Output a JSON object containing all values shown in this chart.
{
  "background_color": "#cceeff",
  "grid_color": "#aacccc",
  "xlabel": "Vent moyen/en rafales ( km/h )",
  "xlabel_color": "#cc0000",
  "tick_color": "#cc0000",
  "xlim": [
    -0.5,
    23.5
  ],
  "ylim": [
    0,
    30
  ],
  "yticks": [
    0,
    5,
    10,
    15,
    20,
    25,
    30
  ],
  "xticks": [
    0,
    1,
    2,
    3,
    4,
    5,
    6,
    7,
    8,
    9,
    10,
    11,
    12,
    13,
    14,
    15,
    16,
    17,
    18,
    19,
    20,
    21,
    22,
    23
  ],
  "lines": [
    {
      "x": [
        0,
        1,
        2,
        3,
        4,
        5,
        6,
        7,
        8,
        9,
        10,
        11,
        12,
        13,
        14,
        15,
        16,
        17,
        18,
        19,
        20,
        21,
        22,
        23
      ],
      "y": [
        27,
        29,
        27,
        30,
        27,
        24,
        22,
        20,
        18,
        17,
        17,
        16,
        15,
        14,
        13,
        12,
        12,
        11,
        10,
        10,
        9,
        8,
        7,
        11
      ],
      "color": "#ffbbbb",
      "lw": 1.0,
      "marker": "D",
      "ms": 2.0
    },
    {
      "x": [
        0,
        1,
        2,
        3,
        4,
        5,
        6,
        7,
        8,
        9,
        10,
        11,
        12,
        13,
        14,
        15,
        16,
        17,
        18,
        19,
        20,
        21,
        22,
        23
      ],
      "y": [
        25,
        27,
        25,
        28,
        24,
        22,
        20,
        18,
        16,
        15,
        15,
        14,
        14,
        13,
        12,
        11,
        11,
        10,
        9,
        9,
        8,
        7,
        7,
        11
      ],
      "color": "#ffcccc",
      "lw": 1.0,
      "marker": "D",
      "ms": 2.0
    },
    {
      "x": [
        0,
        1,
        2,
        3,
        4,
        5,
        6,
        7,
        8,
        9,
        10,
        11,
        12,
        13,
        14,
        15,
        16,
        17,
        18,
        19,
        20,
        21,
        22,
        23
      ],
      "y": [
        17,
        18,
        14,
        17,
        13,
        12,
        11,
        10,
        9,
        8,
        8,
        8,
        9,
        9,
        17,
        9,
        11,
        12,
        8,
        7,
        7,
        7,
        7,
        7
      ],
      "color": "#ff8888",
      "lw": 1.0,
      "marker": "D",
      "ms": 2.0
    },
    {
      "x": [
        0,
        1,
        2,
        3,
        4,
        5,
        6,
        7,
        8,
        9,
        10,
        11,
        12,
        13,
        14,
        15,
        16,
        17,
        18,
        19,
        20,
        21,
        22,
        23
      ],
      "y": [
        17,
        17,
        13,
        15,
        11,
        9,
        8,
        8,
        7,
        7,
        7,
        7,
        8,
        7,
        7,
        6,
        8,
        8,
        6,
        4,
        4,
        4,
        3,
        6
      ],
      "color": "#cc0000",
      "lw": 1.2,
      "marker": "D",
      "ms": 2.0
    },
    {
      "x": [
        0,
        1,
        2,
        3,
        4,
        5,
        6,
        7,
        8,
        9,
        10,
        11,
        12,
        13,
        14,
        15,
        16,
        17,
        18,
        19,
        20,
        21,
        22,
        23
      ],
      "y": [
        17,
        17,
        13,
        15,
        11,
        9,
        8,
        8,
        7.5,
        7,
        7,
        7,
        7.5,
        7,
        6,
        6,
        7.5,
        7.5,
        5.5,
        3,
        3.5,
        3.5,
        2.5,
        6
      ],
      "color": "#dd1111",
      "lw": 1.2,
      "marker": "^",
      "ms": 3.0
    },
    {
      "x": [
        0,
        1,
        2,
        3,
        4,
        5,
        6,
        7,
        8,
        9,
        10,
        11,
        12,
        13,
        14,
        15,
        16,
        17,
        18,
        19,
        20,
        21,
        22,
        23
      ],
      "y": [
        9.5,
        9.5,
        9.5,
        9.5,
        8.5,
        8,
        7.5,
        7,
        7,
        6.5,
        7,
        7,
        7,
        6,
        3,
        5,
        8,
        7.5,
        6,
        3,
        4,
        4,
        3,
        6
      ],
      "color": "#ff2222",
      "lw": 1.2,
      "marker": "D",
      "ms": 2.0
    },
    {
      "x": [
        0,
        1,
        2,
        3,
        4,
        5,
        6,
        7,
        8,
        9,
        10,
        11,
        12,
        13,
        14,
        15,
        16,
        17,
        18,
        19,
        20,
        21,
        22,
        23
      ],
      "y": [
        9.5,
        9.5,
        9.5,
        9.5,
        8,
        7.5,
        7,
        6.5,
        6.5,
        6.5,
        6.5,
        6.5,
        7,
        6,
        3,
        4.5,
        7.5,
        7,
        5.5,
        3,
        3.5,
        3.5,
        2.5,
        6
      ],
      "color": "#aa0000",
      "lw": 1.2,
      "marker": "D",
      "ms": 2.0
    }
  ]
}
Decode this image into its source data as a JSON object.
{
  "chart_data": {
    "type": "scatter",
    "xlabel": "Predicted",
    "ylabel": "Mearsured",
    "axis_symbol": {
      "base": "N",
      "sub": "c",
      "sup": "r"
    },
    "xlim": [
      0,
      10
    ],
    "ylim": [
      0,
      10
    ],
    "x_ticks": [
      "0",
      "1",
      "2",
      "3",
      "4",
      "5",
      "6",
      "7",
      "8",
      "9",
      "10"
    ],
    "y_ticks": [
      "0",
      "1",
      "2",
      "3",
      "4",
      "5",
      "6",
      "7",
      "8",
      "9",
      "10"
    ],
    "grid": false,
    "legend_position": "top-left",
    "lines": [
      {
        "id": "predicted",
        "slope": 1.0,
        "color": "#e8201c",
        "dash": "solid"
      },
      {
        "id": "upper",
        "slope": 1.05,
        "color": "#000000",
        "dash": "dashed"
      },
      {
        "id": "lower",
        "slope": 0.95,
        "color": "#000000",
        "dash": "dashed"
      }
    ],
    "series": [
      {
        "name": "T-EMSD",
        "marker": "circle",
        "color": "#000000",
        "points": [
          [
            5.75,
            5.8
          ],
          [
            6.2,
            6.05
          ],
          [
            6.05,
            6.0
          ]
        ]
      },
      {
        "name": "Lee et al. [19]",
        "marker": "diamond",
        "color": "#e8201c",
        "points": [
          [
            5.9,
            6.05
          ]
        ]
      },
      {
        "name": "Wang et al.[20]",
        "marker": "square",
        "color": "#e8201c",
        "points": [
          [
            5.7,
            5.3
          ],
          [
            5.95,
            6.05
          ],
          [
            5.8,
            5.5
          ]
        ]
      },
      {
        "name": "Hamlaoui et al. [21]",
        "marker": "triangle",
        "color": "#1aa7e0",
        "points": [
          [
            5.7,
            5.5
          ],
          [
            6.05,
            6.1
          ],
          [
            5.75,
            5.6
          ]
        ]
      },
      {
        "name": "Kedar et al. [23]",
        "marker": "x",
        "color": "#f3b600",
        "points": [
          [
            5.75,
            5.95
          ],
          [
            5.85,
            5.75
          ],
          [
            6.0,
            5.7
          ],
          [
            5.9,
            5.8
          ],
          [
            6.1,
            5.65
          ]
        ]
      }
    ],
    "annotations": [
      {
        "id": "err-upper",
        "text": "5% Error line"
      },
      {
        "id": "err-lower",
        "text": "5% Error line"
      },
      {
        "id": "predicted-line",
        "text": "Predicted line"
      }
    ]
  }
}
- - -
» **Directions for this task**: Search the records above for "name". Copy each line where it is found.

» **Task output**:
        "name": "T-EMSD",
        "name": "Lee et al. [19]",
        "name": "Wang et al.[20]",
        "name": "Hamlaoui et al. [21]",
        "name": "Kedar et al. [23]",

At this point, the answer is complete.